Aim of the exercise: Below is a block of records; repeat all of them exactly.

(Rows from a dataset)
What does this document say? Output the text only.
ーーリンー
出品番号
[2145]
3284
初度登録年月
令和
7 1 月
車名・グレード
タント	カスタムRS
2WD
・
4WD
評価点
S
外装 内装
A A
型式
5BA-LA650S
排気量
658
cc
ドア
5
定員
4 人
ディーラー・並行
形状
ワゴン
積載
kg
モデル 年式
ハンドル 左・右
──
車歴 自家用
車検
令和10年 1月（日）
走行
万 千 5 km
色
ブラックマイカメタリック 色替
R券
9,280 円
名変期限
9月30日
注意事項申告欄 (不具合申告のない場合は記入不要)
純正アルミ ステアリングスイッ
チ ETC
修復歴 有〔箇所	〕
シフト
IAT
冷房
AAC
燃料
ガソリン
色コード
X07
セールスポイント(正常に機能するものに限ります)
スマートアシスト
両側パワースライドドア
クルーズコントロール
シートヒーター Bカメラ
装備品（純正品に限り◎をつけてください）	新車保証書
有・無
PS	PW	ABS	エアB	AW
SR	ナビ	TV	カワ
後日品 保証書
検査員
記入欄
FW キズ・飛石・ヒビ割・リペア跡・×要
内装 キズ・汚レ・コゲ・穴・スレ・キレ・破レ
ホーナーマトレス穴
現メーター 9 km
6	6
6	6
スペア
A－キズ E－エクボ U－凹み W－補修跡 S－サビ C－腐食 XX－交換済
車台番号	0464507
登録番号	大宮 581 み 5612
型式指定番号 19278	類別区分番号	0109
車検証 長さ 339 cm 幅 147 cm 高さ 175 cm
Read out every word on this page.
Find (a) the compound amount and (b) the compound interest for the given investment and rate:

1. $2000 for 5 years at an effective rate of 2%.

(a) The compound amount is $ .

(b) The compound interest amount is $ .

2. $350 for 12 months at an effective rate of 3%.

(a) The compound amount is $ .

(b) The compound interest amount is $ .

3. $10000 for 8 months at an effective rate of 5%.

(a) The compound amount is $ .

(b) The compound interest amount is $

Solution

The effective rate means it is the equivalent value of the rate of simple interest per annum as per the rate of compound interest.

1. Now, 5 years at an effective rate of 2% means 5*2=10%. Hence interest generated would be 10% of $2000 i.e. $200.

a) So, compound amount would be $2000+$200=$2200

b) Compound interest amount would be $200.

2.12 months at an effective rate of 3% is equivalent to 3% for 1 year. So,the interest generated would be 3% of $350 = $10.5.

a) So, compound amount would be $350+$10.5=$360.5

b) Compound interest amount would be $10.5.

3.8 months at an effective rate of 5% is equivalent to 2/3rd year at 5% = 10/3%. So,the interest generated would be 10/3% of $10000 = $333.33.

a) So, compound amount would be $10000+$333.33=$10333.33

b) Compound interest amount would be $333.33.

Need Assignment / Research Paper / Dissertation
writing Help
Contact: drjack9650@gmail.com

Full answer:
What does this document say? Output the text only.
ーーリンー
出品番号
[2145]
3284
初度登録年月
令和
7 1 月
車名・グレード
タント	カスタムRS
2WD
・
4WD
評価点
S
外装 内装
A A
型式
5BA-LA650S
排気量
658
cc
ドア
5
定員
4 人
ディーラー・並行
形状
ワゴン
積載
kg
モデル 年式
ハンドル 左・右
──
車歴 自家用
車検
令和10年 1月（日）
走行
万 千 5 km
色
ブラックマイカメタリック 色替
R券
9,280 円
名変期限
9月30日
注意事項申告欄 (不具合申告のない場合は記入不要)
純正アルミ ステアリングスイッ
チ ETC
修復歴 有〔箇所	〕
シフト
IAT
冷房
AAC
燃料
ガソリン
色コード
X07
セールスポイント(正常に機能するものに限ります)
スマートアシスト
両側パワースライドドア
クルーズコントロール
シートヒーター Bカメラ
装備品（純正品に限り◎をつけてください）	新車保証書
有・無
PS	PW	ABS	エアB	AW
SR	ナビ	TV	カワ
後日品 保証書
検査員
記入欄
FW キズ・飛石・ヒビ割・リペア跡・×要
内装 キズ・汚レ・コゲ・穴・スレ・キレ・破レ
ホーナーマトレス穴
現メーター 9 km
6	6
6	6
スペア
A－キズ E－エクボ U－凹み W－補修跡 S－サビ C－腐食 XX－交換済
車台番号	0464507
登録番号	大宮 581 み 5612
型式指定番号 19278	類別区分番号	0109
車検証 長さ 339 cm 幅 147 cm 高さ 175 cm
Read out every word on this page.
Find (a) the compound amount and (b) the compound interest for the given investment and rate:

1. $2000 for 5 years at an effective rate of 2%.

(a) The compound amount is $ .

(b) The compound interest amount is $ .

2. $350 for 12 months at an effective rate of 3%.

(a) The compound amount is $ .

(b) The compound interest amount is $ .

3. $10000 for 8 months at an effective rate of 5%.

(a) The compound amount is $ .

(b) The compound interest amount is $

Solution

The effective rate means it is the equivalent value of the rate of simple interest per annum as per the rate of compound interest.

1. Now, 5 years at an effective rate of 2% means 5*2=10%. Hence interest generated would be 10% of $2000 i.e. $200.

a) So, compound amount would be $2000+$200=$2200

b) Compound interest amount would be $200.

2.12 months at an effective rate of 3% is equivalent to 3% for 1 year. So,the interest generated would be 3% of $350 = $10.5.

a) So, compound amount would be $350+$10.5=$360.5

b) Compound interest amount would be $10.5.

3.8 months at an effective rate of 5% is equivalent to 2/3rd year at 5% = 10/3%. So,the interest generated would be 10/3% of $10000 = $333.33.

a) So, compound amount would be $10000+$333.33=$10333.33

b) Compound interest amount would be $333.33.

Need Assignment / Research Paper / Dissertation
writing Help
Contact: drjack9650@gmail.com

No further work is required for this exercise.